*Request*: Track down each line that has the word "Read" and copy it.
— Start Given data —
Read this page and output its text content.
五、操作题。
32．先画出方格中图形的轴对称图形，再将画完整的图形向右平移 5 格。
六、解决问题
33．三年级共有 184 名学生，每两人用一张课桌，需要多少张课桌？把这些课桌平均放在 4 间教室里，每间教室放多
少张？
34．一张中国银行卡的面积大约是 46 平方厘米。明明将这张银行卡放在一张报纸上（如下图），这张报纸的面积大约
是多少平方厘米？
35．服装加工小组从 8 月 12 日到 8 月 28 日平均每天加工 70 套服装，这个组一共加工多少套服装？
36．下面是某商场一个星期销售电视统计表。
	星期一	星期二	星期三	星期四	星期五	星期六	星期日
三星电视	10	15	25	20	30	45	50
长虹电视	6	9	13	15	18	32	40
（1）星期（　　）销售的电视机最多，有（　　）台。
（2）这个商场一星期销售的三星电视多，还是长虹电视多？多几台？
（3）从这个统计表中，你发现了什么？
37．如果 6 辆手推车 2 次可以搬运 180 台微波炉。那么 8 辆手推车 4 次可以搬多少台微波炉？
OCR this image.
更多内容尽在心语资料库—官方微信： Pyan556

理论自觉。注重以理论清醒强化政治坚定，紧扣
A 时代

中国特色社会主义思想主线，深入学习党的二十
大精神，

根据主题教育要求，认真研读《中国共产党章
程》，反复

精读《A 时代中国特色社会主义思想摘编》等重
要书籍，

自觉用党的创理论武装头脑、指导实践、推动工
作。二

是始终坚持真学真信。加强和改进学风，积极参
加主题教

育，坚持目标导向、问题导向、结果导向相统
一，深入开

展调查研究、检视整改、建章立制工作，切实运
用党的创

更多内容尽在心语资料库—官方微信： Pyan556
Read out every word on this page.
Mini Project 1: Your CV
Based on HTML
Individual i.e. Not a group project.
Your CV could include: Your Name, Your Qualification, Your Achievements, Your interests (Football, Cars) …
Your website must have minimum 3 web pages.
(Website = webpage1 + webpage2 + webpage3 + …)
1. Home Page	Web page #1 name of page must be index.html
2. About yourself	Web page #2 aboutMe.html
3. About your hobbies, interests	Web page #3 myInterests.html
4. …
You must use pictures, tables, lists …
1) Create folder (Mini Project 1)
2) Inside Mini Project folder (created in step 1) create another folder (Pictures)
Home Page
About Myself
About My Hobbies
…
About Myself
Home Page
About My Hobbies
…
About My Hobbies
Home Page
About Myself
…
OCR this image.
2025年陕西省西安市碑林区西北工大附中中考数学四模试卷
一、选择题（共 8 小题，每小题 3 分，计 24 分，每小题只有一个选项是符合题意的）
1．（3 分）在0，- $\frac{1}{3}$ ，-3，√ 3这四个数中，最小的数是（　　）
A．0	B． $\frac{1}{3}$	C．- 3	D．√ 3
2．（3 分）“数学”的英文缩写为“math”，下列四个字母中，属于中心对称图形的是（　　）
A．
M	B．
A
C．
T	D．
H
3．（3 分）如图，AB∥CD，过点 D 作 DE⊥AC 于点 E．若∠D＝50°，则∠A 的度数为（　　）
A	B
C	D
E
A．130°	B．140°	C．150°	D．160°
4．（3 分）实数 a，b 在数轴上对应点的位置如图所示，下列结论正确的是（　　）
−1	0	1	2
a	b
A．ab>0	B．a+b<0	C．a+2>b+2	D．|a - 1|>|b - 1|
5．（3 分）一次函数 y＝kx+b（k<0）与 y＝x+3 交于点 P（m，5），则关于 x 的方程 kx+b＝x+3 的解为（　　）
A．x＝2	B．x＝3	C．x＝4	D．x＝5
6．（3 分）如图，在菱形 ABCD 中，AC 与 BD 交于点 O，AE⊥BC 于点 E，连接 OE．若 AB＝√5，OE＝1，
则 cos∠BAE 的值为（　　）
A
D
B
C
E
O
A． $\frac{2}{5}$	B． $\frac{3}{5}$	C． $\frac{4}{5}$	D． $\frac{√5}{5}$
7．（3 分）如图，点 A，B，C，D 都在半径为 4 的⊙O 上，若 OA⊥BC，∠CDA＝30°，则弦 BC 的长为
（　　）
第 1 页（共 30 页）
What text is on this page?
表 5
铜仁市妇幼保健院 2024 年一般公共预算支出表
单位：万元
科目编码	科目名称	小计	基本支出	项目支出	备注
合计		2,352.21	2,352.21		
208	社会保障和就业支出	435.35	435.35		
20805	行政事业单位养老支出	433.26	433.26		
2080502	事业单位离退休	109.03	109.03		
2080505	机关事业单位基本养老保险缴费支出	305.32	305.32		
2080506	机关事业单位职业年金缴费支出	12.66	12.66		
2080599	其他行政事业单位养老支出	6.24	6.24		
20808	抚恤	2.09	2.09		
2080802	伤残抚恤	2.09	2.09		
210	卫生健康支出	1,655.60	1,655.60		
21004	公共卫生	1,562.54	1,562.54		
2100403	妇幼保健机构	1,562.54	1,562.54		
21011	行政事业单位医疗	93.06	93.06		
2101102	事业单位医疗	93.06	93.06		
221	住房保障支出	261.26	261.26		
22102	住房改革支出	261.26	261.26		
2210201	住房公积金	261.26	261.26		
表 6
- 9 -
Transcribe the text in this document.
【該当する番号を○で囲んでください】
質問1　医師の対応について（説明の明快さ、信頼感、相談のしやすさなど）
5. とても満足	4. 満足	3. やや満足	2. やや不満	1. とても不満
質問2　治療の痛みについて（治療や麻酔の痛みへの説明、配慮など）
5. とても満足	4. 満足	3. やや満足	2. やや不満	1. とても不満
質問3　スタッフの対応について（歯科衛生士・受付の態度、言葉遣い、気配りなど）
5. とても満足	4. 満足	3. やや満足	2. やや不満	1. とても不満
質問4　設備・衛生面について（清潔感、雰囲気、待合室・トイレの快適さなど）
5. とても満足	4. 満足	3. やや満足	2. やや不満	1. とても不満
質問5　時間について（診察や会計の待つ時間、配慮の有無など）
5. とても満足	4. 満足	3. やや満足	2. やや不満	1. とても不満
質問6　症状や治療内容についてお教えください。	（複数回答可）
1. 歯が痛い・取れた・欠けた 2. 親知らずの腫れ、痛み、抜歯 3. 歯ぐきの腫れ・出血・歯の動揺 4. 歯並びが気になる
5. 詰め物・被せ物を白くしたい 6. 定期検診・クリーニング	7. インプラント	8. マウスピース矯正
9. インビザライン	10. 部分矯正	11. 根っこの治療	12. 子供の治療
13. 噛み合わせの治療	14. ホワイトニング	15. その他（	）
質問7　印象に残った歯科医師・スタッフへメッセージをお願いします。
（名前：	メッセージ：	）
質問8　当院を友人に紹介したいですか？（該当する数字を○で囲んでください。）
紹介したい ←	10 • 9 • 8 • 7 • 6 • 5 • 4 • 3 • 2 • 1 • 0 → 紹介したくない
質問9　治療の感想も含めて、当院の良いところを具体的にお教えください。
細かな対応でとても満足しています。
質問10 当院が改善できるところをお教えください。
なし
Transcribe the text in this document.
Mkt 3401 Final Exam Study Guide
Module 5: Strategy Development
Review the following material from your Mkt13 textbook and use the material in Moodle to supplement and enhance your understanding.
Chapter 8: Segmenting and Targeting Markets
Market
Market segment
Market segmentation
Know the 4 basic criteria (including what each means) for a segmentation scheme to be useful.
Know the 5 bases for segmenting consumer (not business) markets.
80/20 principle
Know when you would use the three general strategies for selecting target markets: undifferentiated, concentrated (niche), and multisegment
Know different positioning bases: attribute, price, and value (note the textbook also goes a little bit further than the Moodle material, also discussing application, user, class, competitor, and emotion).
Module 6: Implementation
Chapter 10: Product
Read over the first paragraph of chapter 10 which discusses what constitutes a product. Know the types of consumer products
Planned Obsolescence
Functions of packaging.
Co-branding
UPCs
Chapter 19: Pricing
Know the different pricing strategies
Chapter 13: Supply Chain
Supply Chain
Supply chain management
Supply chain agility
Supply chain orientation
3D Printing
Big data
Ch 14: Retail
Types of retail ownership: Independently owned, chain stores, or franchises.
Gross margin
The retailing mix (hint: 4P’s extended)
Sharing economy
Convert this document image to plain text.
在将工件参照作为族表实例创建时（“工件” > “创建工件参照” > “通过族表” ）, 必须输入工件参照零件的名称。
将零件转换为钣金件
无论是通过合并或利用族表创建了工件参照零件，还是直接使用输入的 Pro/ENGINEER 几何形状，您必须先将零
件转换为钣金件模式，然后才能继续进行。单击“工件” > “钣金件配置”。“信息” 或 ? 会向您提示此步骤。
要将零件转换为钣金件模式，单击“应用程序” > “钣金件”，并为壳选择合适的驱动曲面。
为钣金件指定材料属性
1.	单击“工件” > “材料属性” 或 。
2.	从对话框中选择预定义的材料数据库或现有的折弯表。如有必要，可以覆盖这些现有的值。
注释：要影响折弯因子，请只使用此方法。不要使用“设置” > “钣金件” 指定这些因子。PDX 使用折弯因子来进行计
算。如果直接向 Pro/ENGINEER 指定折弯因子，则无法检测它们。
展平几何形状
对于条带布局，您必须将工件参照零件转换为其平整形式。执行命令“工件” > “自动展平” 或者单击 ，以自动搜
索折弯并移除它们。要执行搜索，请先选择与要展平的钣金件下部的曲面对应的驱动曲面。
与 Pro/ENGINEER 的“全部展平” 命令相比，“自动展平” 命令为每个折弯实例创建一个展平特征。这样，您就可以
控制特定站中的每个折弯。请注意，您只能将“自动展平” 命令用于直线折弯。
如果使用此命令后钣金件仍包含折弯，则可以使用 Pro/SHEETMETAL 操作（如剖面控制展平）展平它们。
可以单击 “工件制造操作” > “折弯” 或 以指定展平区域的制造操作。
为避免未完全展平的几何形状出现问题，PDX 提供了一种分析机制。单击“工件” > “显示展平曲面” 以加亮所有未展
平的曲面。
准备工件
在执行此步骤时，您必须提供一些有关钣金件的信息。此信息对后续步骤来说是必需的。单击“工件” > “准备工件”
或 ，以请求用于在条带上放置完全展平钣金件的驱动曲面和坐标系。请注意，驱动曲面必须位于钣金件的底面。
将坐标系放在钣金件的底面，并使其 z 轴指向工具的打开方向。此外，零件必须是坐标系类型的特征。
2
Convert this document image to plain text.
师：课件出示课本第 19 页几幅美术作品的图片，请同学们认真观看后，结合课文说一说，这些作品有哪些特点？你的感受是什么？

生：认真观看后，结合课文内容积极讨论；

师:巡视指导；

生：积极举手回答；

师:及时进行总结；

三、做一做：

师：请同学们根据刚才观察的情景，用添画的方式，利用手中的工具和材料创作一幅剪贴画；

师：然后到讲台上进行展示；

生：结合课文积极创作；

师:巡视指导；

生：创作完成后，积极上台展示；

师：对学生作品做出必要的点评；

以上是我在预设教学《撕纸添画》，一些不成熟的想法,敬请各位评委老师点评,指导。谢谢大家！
— End Given data —
*Output of the exercise*:
Read this page and output its text content.
Read out every word on this page.
Read over the first paragraph of chapter 10 which discusses what constitutes a product. Know the types of consumer products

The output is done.